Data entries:
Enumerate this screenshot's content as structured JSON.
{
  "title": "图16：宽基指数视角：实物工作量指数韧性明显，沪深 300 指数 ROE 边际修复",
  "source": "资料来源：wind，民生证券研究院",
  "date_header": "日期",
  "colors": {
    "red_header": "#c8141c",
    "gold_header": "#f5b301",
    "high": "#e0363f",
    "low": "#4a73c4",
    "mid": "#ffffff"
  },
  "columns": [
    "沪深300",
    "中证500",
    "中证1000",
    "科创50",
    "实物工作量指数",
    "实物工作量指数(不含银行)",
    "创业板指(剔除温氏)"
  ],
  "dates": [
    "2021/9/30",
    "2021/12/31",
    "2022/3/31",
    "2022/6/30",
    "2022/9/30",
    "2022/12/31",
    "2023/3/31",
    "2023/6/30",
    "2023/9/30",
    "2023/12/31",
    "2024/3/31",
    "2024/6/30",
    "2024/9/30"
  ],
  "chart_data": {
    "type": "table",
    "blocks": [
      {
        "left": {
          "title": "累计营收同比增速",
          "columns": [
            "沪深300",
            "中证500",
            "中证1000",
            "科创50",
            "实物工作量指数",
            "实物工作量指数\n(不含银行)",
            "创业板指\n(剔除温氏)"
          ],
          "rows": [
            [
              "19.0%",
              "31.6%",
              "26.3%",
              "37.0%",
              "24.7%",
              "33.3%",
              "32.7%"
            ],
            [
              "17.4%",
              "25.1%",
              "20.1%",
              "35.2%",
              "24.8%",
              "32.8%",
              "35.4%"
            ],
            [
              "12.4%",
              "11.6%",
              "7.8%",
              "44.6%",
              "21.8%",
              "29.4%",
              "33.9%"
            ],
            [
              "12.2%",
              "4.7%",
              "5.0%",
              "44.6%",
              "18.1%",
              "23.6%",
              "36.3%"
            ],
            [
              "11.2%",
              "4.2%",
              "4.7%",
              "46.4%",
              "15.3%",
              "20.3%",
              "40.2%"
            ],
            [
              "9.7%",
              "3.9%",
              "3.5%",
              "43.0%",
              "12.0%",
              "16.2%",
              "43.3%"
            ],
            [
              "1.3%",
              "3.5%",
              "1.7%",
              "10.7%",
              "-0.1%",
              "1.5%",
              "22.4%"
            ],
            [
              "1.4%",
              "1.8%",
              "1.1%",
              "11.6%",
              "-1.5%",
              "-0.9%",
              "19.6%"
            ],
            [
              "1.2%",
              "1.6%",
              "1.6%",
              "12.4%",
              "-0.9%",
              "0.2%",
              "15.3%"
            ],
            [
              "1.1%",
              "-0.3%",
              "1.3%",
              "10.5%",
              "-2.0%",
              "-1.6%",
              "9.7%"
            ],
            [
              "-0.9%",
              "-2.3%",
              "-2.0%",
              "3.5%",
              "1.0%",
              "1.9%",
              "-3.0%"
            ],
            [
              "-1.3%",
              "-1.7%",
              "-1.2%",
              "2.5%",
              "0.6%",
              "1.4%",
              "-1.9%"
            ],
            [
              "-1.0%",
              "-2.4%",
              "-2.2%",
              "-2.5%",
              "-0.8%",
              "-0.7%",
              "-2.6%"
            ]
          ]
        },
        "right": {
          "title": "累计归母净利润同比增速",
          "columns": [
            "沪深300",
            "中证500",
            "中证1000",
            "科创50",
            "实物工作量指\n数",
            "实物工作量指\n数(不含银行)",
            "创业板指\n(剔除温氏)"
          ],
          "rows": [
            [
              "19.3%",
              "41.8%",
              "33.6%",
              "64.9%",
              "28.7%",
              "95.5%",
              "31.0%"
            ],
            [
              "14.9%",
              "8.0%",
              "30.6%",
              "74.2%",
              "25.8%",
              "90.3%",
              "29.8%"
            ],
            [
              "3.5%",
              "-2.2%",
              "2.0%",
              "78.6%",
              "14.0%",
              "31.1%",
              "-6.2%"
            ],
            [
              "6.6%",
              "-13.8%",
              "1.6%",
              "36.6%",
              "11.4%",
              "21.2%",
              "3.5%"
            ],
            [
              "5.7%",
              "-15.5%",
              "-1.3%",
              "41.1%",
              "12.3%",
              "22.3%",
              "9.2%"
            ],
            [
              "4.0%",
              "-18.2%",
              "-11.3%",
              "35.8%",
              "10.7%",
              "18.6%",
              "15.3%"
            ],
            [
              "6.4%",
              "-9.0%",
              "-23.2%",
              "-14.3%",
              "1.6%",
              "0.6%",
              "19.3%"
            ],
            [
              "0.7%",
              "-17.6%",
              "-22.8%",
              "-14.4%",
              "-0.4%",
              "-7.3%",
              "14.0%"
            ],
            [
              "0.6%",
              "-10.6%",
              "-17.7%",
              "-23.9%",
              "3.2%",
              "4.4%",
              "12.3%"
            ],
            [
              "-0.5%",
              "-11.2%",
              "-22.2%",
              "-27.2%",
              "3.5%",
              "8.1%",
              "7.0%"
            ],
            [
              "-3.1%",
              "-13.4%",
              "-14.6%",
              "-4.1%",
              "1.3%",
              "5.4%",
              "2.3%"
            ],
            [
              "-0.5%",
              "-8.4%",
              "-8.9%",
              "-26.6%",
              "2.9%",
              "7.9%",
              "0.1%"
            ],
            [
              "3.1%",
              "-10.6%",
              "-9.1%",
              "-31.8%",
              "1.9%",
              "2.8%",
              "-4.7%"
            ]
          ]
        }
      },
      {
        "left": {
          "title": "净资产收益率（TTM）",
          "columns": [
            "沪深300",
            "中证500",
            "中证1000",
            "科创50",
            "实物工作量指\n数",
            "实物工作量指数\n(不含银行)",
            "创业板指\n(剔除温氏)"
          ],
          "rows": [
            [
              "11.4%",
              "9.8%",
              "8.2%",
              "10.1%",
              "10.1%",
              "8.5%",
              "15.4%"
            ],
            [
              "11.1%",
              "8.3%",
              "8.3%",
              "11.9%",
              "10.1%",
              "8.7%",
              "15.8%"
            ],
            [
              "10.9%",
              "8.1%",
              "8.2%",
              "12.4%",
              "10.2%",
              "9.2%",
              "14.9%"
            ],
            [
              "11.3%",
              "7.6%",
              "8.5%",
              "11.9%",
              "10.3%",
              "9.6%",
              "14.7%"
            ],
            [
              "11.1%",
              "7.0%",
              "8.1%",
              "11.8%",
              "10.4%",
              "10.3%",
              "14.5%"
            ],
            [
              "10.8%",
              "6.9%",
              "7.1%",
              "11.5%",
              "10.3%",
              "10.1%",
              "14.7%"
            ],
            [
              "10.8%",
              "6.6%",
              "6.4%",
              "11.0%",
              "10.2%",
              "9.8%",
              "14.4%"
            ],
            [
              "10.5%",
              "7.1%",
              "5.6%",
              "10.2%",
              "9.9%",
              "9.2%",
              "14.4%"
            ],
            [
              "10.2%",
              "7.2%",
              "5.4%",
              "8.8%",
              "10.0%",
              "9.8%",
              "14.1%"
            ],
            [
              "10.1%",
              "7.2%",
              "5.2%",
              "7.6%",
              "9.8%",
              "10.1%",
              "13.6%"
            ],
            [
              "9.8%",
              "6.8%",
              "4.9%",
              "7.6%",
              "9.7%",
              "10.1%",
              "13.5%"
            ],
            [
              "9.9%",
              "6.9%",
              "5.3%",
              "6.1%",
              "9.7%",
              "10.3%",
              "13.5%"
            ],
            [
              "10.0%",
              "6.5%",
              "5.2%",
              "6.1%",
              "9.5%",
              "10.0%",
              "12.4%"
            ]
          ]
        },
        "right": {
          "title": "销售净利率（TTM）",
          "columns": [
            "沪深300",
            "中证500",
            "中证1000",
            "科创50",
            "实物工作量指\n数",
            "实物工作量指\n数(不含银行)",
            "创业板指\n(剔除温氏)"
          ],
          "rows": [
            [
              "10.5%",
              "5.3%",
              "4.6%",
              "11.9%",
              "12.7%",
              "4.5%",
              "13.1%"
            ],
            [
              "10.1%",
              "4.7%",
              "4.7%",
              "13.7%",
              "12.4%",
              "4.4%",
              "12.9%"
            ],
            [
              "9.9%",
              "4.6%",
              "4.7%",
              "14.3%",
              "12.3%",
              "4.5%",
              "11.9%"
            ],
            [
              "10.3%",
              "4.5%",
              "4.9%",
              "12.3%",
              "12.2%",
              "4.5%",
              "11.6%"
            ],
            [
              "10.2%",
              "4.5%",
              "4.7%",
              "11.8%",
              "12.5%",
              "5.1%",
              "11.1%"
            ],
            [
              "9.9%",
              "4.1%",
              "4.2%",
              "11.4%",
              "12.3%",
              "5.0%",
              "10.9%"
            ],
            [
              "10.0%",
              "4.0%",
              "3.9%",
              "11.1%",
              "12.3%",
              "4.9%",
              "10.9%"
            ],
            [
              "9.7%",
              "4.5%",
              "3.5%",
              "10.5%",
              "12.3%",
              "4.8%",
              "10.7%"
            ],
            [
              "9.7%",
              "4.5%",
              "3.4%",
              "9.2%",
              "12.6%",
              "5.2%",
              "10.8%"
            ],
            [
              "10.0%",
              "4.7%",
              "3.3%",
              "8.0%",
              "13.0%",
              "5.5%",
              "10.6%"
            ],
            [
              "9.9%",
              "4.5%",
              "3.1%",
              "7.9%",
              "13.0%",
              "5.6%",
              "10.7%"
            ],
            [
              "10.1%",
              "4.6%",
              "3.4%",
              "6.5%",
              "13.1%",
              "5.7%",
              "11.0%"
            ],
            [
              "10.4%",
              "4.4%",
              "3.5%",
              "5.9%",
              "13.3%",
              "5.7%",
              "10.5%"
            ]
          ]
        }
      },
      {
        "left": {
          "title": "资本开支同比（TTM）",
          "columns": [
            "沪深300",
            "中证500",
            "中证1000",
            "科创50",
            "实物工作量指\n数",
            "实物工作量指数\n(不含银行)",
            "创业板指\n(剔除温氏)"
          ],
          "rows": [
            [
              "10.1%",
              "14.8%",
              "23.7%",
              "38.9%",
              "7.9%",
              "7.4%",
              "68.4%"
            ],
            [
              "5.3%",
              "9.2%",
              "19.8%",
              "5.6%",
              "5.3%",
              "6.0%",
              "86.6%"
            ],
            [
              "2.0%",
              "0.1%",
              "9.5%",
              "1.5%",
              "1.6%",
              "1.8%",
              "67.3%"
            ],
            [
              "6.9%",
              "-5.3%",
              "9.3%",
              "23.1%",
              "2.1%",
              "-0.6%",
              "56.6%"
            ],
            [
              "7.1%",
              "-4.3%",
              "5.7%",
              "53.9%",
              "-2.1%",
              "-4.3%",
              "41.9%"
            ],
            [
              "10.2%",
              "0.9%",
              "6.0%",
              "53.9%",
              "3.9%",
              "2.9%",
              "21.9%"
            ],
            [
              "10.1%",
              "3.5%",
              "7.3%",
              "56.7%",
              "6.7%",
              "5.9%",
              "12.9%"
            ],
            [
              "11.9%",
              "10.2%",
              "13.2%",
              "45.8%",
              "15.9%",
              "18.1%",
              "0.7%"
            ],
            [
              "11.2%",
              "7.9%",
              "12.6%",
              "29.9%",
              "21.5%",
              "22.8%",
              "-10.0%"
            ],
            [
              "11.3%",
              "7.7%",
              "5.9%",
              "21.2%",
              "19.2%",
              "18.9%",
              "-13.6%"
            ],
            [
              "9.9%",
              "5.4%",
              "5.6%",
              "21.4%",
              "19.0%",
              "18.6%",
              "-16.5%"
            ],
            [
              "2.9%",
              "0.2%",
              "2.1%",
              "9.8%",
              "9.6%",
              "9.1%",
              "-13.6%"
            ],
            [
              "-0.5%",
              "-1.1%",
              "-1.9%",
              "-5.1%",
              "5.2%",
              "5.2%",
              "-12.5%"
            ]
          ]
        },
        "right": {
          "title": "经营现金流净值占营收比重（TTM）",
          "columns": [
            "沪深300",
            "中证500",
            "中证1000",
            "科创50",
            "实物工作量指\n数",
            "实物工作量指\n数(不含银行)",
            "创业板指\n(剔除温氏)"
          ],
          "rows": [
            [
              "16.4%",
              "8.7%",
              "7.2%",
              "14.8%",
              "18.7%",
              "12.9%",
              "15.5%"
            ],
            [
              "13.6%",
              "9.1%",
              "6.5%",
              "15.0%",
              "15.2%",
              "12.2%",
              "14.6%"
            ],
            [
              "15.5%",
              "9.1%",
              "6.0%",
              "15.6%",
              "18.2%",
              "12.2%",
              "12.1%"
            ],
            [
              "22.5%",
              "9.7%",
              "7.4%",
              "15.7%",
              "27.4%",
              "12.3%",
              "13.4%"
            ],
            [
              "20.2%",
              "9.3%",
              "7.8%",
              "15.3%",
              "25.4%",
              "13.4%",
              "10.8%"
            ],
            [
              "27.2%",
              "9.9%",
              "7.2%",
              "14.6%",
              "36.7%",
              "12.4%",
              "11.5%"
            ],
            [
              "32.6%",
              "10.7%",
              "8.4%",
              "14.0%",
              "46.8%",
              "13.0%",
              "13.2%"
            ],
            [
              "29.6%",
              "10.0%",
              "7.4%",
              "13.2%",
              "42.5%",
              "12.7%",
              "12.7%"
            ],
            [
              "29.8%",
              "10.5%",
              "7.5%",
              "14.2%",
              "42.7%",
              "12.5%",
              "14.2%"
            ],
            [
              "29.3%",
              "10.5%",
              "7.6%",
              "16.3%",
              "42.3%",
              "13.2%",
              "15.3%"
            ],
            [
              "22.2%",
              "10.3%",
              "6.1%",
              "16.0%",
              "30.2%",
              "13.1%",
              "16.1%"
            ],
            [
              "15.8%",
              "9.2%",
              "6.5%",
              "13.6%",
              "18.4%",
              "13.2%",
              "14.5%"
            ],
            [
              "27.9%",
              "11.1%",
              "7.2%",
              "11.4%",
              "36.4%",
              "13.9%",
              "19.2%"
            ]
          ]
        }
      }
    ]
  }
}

**Work to be completed**
Filter the data, keeping only the lines that contain "title".

**Finished exercise**
  "title": "图16：宽基指数视角：实物工作量指数韧性明显，沪深 300 指数 ROE 边际修复",
          "title": "累计营收同比增速",
          "title": "累计归母净利润同比增速",
          "title": "净资产收益率（TTM）",
          "title": "销售净利率（TTM）",
          "title": "资本开支同比（TTM）",
          "title": "经营现金流净值占营收比重（TTM）",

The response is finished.